### Records shown
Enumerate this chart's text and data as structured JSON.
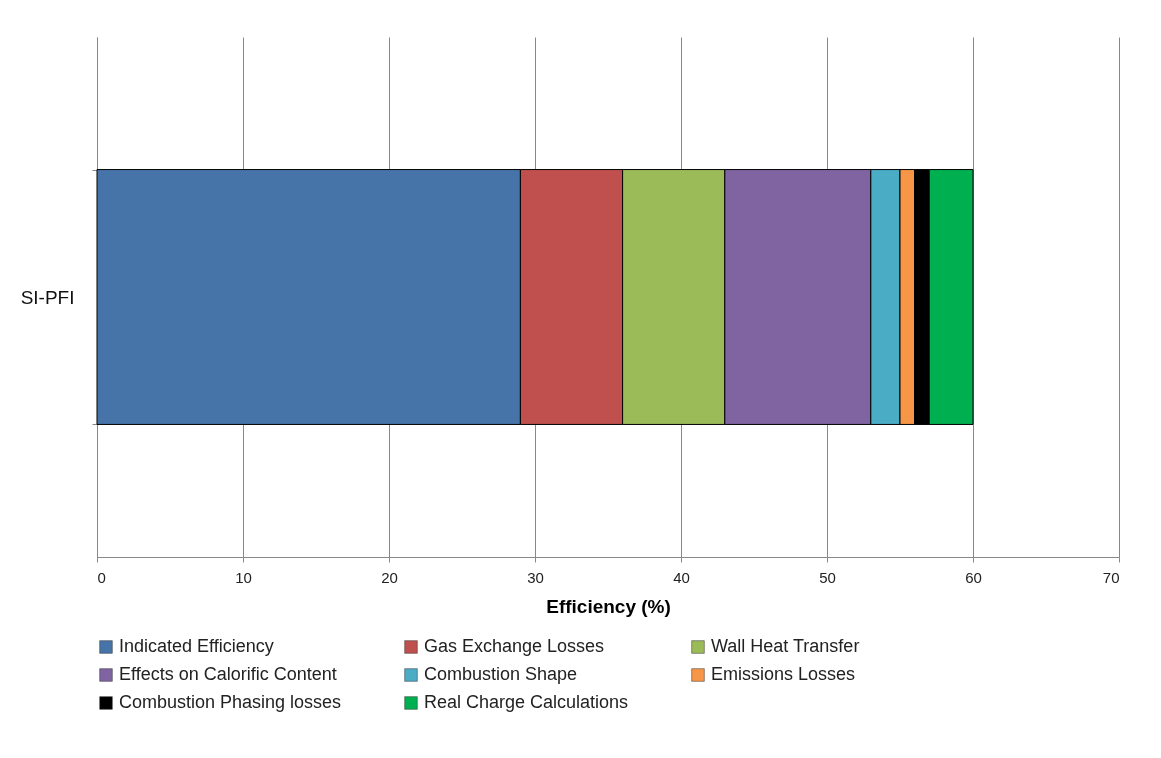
{
  "chart_data": {
    "type": "bar",
    "orientation": "horizontal",
    "stacked": true,
    "xlabel": "Efficiency (%)",
    "categories": [
      "SI-PFI"
    ],
    "series": [
      {
        "name": "Indicated Efficiency",
        "color": "#4674a8",
        "values": [
          29
        ]
      },
      {
        "name": "Gas Exchange Losses",
        "color": "#c0504d",
        "values": [
          7
        ]
      },
      {
        "name": "Wall Heat Transfer",
        "color": "#9bbb59",
        "values": [
          7
        ]
      },
      {
        "name": "Effects on Calorific Content",
        "color": "#8064a2",
        "values": [
          10
        ]
      },
      {
        "name": "Combustion Shape",
        "color": "#4bacc6",
        "values": [
          2
        ]
      },
      {
        "name": "Emissions Losses",
        "color": "#f79646",
        "values": [
          1
        ]
      },
      {
        "name": "Combustion Phasing losses",
        "color": "#000000",
        "values": [
          1
        ]
      },
      {
        "name": "Real Charge Calculations",
        "color": "#00b050",
        "values": [
          3
        ]
      }
    ],
    "xlim": [
      0,
      70
    ],
    "xticks": [
      0,
      10,
      20,
      30,
      40,
      50,
      60,
      70
    ],
    "grid": "x",
    "legend": "bottom"
  }
}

### Task requirements
Scan the material above for the string "Efficiency" and report each line where you find it.

### Exercise output
    "xlabel": "Efficiency (%)",
        "name": "Indicated Efficiency",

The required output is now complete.